* [Record list]:
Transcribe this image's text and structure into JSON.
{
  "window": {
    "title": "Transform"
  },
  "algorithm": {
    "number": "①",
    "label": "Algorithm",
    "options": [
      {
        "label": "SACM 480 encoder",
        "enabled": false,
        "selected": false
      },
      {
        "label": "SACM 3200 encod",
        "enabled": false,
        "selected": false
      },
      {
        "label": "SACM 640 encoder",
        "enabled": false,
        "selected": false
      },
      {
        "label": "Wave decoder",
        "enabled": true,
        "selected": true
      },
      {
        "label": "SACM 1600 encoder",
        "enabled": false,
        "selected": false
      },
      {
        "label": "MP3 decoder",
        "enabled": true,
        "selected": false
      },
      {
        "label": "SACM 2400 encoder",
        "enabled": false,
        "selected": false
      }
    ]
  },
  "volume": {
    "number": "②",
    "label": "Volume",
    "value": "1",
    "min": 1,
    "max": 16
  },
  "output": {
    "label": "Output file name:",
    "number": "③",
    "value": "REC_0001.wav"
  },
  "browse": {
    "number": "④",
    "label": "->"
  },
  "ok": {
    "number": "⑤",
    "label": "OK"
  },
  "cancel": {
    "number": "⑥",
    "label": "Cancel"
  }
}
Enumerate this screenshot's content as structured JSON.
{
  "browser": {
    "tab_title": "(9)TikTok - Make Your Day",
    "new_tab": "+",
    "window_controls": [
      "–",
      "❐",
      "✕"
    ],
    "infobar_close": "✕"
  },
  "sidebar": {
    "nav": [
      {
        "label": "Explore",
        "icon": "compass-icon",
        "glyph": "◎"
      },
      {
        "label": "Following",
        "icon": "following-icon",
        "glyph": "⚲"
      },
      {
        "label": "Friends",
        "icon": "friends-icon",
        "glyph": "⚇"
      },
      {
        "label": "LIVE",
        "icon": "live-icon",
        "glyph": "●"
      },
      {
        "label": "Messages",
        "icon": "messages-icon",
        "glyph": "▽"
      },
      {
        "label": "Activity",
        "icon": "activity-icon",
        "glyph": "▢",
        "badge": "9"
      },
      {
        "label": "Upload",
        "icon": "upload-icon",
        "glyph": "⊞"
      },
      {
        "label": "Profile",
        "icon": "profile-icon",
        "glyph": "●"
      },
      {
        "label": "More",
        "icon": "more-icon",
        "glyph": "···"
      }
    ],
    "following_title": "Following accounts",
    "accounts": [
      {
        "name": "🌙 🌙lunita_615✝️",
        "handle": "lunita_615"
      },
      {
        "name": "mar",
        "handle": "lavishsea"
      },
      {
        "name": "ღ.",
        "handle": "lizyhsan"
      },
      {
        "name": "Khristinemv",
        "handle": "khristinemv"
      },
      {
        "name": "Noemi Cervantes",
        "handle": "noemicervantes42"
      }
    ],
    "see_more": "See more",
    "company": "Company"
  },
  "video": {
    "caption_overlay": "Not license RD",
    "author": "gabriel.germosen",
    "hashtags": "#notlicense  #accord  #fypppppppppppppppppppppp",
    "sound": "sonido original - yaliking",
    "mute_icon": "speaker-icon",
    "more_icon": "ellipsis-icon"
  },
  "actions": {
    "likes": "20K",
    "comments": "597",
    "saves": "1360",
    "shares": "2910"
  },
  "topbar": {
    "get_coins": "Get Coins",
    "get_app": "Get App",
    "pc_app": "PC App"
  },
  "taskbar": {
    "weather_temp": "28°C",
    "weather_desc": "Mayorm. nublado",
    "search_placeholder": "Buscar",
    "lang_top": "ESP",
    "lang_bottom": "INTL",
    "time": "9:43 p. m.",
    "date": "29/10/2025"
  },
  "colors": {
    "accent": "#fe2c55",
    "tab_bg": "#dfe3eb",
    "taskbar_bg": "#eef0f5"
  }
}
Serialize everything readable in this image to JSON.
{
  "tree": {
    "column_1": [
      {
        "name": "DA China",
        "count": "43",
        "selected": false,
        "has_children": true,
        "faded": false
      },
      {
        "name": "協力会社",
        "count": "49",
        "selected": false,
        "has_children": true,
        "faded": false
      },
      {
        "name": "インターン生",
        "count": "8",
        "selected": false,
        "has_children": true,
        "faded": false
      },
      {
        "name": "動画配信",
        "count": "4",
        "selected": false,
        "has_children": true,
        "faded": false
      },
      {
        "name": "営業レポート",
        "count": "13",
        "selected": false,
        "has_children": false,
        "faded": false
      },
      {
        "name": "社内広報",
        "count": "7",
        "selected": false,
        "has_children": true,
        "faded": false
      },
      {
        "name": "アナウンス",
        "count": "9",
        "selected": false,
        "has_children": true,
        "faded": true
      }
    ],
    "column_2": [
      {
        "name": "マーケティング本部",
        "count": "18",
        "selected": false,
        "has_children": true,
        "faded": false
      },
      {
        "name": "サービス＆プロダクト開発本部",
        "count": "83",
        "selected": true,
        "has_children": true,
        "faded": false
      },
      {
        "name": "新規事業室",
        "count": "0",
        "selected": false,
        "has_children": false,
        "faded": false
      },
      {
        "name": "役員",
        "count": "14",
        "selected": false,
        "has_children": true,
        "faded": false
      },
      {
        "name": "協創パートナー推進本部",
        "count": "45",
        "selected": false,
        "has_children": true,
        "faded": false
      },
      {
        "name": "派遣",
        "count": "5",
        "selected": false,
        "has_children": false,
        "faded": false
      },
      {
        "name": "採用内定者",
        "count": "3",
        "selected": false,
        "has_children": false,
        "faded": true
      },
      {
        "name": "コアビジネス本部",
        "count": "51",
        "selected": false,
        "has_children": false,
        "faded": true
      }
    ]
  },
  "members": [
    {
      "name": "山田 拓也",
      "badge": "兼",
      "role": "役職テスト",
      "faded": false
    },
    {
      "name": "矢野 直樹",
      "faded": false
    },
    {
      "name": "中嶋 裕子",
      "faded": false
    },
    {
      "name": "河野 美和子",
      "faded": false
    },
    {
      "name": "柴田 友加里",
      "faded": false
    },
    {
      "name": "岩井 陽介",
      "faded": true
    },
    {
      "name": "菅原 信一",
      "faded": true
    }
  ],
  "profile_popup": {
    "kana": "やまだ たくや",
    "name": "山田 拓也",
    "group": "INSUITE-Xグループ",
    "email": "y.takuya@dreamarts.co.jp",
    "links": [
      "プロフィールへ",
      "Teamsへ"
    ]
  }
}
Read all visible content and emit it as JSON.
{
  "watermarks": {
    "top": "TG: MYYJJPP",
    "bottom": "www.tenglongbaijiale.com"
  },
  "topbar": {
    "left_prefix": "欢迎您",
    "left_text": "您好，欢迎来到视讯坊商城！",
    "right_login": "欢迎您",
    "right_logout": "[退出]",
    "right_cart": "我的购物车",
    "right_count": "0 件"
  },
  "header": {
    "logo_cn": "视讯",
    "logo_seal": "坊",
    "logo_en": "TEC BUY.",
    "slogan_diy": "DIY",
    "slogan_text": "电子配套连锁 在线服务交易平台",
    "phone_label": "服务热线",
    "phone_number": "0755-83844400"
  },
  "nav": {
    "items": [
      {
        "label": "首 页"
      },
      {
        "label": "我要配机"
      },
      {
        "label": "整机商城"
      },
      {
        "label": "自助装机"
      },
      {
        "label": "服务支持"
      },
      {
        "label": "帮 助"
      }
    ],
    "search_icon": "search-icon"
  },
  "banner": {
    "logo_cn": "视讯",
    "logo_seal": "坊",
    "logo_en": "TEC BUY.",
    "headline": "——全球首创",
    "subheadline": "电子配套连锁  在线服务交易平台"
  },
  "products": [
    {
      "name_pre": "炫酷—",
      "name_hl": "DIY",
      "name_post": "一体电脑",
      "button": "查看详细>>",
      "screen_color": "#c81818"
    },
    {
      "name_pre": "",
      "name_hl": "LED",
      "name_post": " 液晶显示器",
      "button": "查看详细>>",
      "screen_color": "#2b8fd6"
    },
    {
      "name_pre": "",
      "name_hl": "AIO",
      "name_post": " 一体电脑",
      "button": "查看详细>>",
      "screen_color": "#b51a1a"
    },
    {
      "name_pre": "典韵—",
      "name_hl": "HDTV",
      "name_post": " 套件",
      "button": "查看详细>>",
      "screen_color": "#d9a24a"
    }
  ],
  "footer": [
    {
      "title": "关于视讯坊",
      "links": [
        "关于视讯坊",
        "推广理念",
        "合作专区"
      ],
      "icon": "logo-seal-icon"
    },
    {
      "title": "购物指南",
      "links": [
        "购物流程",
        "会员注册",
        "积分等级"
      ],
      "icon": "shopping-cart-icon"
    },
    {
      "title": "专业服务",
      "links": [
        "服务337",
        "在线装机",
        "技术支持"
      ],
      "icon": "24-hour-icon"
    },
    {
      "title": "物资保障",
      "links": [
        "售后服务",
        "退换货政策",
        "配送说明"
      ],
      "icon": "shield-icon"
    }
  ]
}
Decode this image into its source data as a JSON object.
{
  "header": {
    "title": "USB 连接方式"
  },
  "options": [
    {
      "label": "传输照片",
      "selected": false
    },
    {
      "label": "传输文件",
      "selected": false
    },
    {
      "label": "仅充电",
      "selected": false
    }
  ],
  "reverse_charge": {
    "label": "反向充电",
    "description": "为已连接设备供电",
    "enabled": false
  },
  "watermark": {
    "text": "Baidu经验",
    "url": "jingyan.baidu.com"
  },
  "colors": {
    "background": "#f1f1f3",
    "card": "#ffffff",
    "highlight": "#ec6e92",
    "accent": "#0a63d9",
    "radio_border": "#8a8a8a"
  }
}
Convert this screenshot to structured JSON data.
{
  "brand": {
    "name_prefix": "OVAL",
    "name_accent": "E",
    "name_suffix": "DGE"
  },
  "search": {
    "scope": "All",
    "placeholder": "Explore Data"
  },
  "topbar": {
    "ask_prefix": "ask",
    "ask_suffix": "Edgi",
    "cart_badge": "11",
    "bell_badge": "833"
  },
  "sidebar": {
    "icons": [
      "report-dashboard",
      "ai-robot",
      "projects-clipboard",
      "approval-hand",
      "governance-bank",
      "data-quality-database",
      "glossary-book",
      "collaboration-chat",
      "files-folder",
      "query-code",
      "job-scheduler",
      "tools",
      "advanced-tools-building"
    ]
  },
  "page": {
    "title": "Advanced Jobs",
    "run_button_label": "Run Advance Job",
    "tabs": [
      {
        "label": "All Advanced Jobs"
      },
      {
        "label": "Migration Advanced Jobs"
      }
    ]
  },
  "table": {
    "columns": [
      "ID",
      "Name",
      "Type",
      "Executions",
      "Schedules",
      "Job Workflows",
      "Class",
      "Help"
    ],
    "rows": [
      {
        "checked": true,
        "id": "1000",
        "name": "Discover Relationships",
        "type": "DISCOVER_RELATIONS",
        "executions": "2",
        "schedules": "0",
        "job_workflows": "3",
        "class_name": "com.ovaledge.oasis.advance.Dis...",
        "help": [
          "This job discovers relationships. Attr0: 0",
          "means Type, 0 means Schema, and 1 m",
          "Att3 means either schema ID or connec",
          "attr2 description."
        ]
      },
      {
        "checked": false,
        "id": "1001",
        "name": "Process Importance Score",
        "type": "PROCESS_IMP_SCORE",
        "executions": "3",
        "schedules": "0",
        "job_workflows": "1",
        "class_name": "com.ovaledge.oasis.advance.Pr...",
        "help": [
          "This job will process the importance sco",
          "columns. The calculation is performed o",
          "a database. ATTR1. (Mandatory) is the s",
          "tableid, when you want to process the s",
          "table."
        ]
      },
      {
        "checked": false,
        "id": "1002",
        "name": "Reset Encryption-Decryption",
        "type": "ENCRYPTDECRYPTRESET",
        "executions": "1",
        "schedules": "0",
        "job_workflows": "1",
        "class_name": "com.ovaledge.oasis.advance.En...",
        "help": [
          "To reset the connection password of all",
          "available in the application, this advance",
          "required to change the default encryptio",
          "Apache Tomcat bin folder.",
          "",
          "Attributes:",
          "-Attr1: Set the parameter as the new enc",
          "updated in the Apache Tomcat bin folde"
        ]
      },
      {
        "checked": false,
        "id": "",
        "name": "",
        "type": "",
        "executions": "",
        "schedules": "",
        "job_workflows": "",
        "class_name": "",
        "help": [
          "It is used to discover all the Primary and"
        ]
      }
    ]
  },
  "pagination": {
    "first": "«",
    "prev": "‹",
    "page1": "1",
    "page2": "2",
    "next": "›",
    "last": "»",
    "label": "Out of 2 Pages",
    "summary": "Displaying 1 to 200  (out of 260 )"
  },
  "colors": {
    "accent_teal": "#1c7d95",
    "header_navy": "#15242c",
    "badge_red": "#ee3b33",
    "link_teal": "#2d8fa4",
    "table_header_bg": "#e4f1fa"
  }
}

* [Exercise prompt]:
Each line holding the word "Apache" counts once; report the total and nothing else.

* [Full output]:
2